*Task prompt:*
All lines below must be repeated exactly, with the pictures omitted.

Part of a data file:
○ ○ ○ ○ ○
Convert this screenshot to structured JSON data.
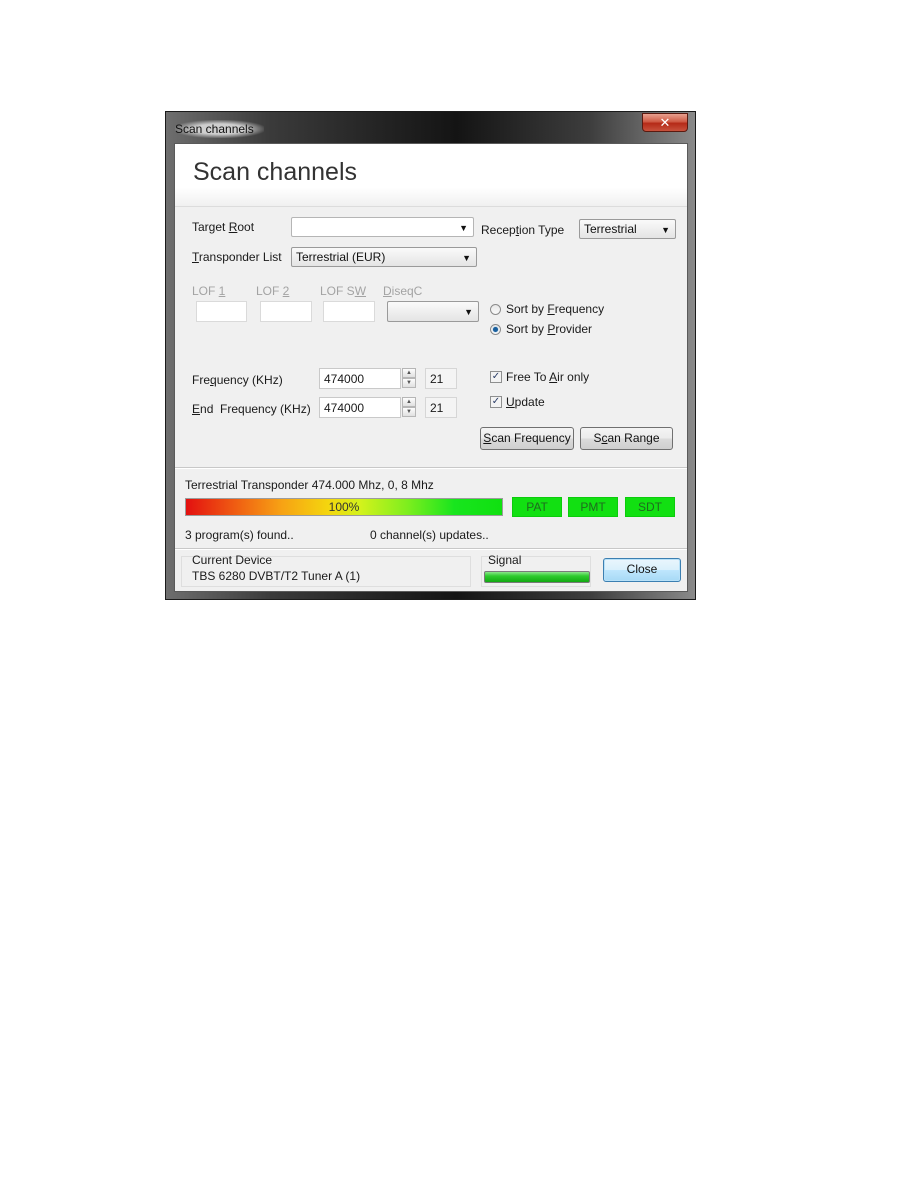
{
  "window": {
    "title": "Scan channels",
    "close_glyph": "✕"
  },
  "header": {
    "title": "Scan channels"
  },
  "form": {
    "target_root": {
      "label_pre": "Target ",
      "label_key": "R",
      "label_post": "oot",
      "value": ""
    },
    "reception_type": {
      "label_pre": "Recep",
      "label_key": "t",
      "label_post": "ion Type",
      "value": "Terrestrial"
    },
    "transponder_list": {
      "label_pre": "",
      "label_key": "T",
      "label_post": "ransponder List",
      "value": "Terrestrial (EUR)"
    },
    "lof1": {
      "label_pre": "LOF ",
      "label_key": "1",
      "label_post": "",
      "value": ""
    },
    "lof2": {
      "label_pre": "LOF ",
      "label_key": "2",
      "label_post": "",
      "value": ""
    },
    "lofsw": {
      "label_pre": "LOF S",
      "label_key": "W",
      "label_post": "",
      "value": ""
    },
    "diseqc": {
      "label_pre": "",
      "label_key": "D",
      "label_post": "iseqC",
      "value": ""
    },
    "sort_frequency": {
      "label_pre": "Sort by ",
      "label_key": "F",
      "label_post": "requency",
      "selected": false
    },
    "sort_provider": {
      "label_pre": "Sort by ",
      "label_key": "P",
      "label_post": "rovider",
      "selected": true
    },
    "frequency": {
      "label_pre": "Fre",
      "label_key": "q",
      "label_post": "uency (KHz)",
      "value": "474000",
      "channel": "21"
    },
    "end_frequency": {
      "label_pre": "",
      "label_key": "E",
      "label_post": "nd  Frequency (KHz)",
      "value": "474000",
      "channel": "21"
    },
    "free_to_air": {
      "label_pre": "Free To ",
      "label_key": "A",
      "label_post": "ir only",
      "checked": true
    },
    "update": {
      "label_pre": "",
      "label_key": "U",
      "label_post": "pdate",
      "checked": true
    },
    "scan_frequency_button": {
      "label_pre": "",
      "label_key": "S",
      "label_post": "can Frequency"
    },
    "scan_range_button": {
      "label_pre": "S",
      "label_key": "c",
      "label_post": "an Range"
    }
  },
  "status": {
    "transponder_text": "Terrestrial Transponder 474.000 Mhz, 0, 8 Mhz",
    "progress_percent": 100,
    "progress_label": "100%",
    "tables": [
      "PAT",
      "PMT",
      "SDT"
    ],
    "programs_found": "3 program(s) found..",
    "channel_updates": "0 channel(s) updates.."
  },
  "footer": {
    "device_label": "Current Device",
    "device_name": "TBS 6280 DVBT/T2 Tuner A (1)",
    "signal_label": "Signal",
    "signal_level": 1.0,
    "close_button": "Close"
  },
  "icons": {
    "dropdown": "▼",
    "spin_up": "▲",
    "spin_down": "▼",
    "check": "✓"
  },
  "colors": {
    "tag_green": "#12e012",
    "signal_green": "#13a913",
    "close_red": "#c8513c"
  }
}
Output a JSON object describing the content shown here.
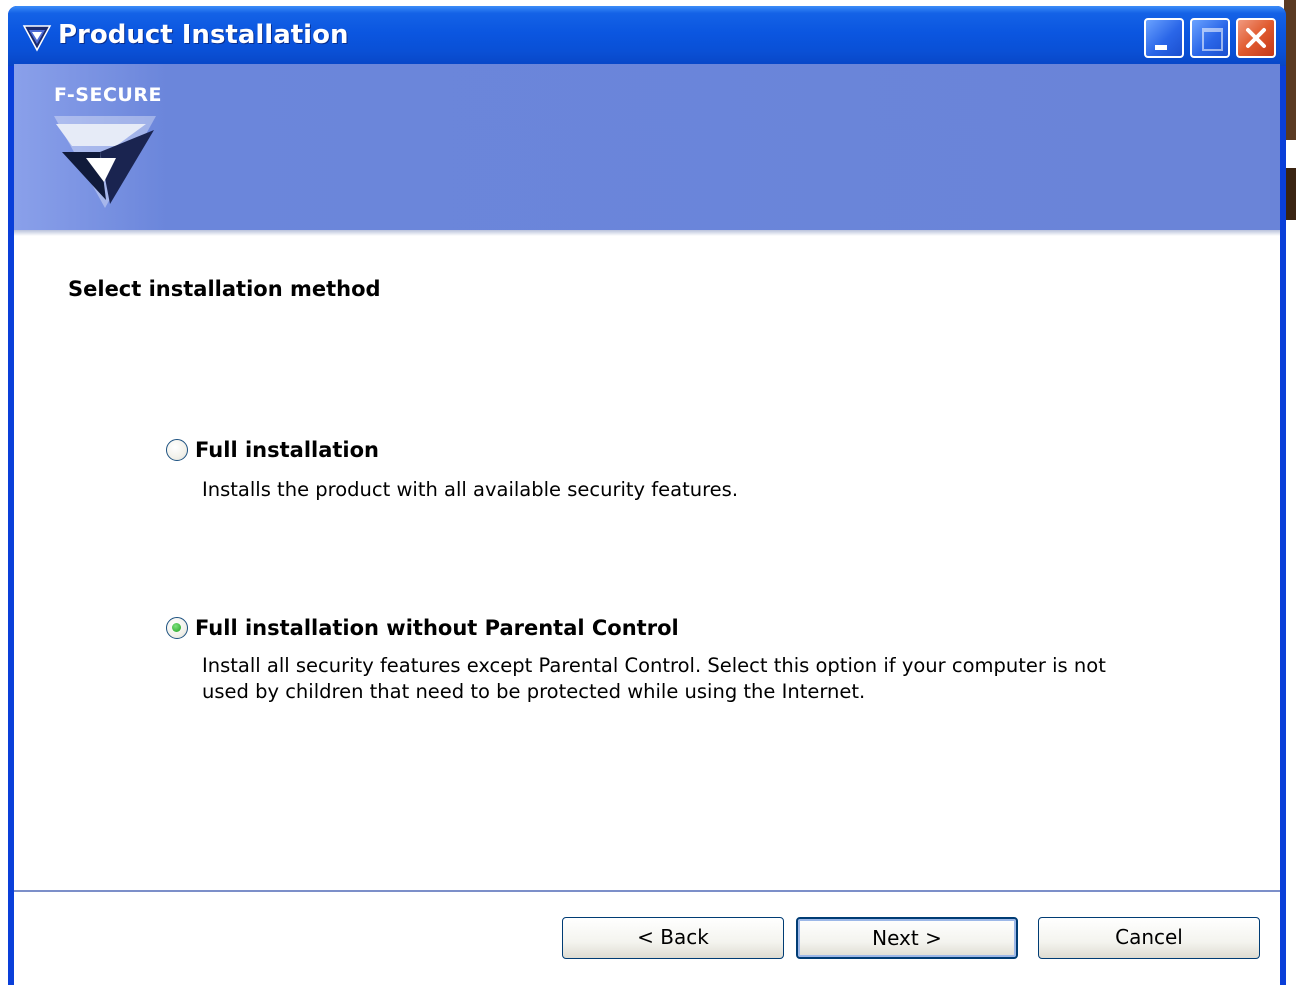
{
  "window": {
    "title": "Product Installation"
  },
  "banner": {
    "logo_text": "F-SECURE"
  },
  "page": {
    "heading": "Select installation method",
    "options": [
      {
        "label": "Full installation",
        "description": "Installs the product with all available security features.",
        "selected": false
      },
      {
        "label": "Full installation without Parental Control",
        "description": "Install all security features except Parental Control. Select this option if your computer is not used by children that need to be protected while using the Internet.",
        "selected": true
      }
    ]
  },
  "buttons": {
    "back": "< Back",
    "next": "Next >",
    "cancel": "Cancel"
  },
  "colors": {
    "titlebar": "#0b56e0",
    "banner": "#6a84d8",
    "radio_selected": "#21a121"
  },
  "icons": {
    "app": "f-secure-logo-icon",
    "minimize": "minimize-icon",
    "maximize": "maximize-icon",
    "close": "close-icon"
  }
}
○ ○ ○ ○ ○
*Exercise answer:*
Convert this screenshot to structured JSON data.
{
  "window": {
    "title": "Scan channels",
    "close_glyph": "✕"
  },
  "header": {
    "title": "Scan channels"
  },
  "form": {
    "target_root": {
      "label_pre": "Target ",
      "label_key": "R",
      "label_post": "oot",
      "value": ""
    },
    "reception_type": {
      "label_pre": "Recep",
      "label_key": "t",
      "label_post": "ion Type",
      "value": "Terrestrial"
    },
    "transponder_list": {
      "label_pre": "",
      "label_key": "T",
      "label_post": "ransponder List",
      "value": "Terrestrial (EUR)"
    },
    "lof1": {
      "label_pre": "LOF ",
      "label_key": "1",
      "label_post": "",
      "value": ""
    },
    "lof2": {
      "label_pre": "LOF ",
      "label_key": "2",
      "label_post": "",
      "value": ""
    },
    "lofsw": {
      "label_pre": "LOF S",
      "label_key": "W",
      "label_post": "",
      "value": ""
    },
    "diseqc": {
      "label_pre": "",
      "label_key": "D",
      "label_post": "iseqC",
      "value": ""
    },
    "sort_frequency": {
      "label_pre": "Sort by ",
      "label_key": "F",
      "label_post": "requency",
      "selected": false
    },
    "sort_provider": {
      "label_pre": "Sort by ",
      "label_key": "P",
      "label_post": "rovider",
      "selected": true
    },
    "frequency": {
      "label_pre": "Fre",
      "label_key": "q",
      "label_post": "uency (KHz)",
      "value": "474000",
      "channel": "21"
    },
    "end_frequency": {
      "label_pre": "",
      "label_key": "E",
      "label_post": "nd  Frequency (KHz)",
      "value": "474000",
      "channel": "21"
    },
    "free_to_air": {
      "label_pre": "Free To ",
      "label_key": "A",
      "label_post": "ir only",
      "checked": true
    },
    "update": {
      "label_pre": "",
      "label_key": "U",
      "label_post": "pdate",
      "checked": true
    },
    "scan_frequency_button": {
      "label_pre": "",
      "label_key": "S",
      "label_post": "can Frequency"
    },
    "scan_range_button": {
      "label_pre": "S",
      "label_key": "c",
      "label_post": "an Range"
    }
  },
  "status": {
    "transponder_text": "Terrestrial Transponder 474.000 Mhz, 0, 8 Mhz",
    "progress_percent": 100,
    "progress_label": "100%",
    "tables": [
      "PAT",
      "PMT",
      "SDT"
    ],
    "programs_found": "3 program(s) found..",
    "channel_updates": "0 channel(s) updates.."
  },
  "footer": {
    "device_label": "Current Device",
    "device_name": "TBS 6280 DVBT/T2 Tuner A (1)",
    "signal_label": "Signal",
    "signal_level": 1.0,
    "close_button": "Close"
  },
  "icons": {
    "dropdown": "▼",
    "spin_up": "▲",
    "spin_down": "▼",
    "check": "✓"
  },
  "colors": {
    "tag_green": "#12e012",
    "signal_green": "#13a913",
    "close_red": "#c8513c"
  }
}
Output a JSON object describing the content shown here.
{
  "window": {
    "title": "Product Installation"
  },
  "banner": {
    "logo_text": "F-SECURE"
  },
  "page": {
    "heading": "Select installation method",
    "options": [
      {
        "label": "Full installation",
        "description": "Installs the product with all available security features.",
        "selected": false
      },
      {
        "label": "Full installation without Parental Control",
        "description": "Install all security features except Parental Control. Select this option if your computer is not used by children that need to be protected while using the Internet.",
        "selected": true
      }
    ]
  },
  "buttons": {
    "back": "< Back",
    "next": "Next >",
    "cancel": "Cancel"
  },
  "colors": {
    "titlebar": "#0b56e0",
    "banner": "#6a84d8",
    "radio_selected": "#21a121"
  },
  "icons": {
    "app": "f-secure-logo-icon",
    "minimize": "minimize-icon",
    "maximize": "maximize-icon",
    "close": "close-icon"
  }
}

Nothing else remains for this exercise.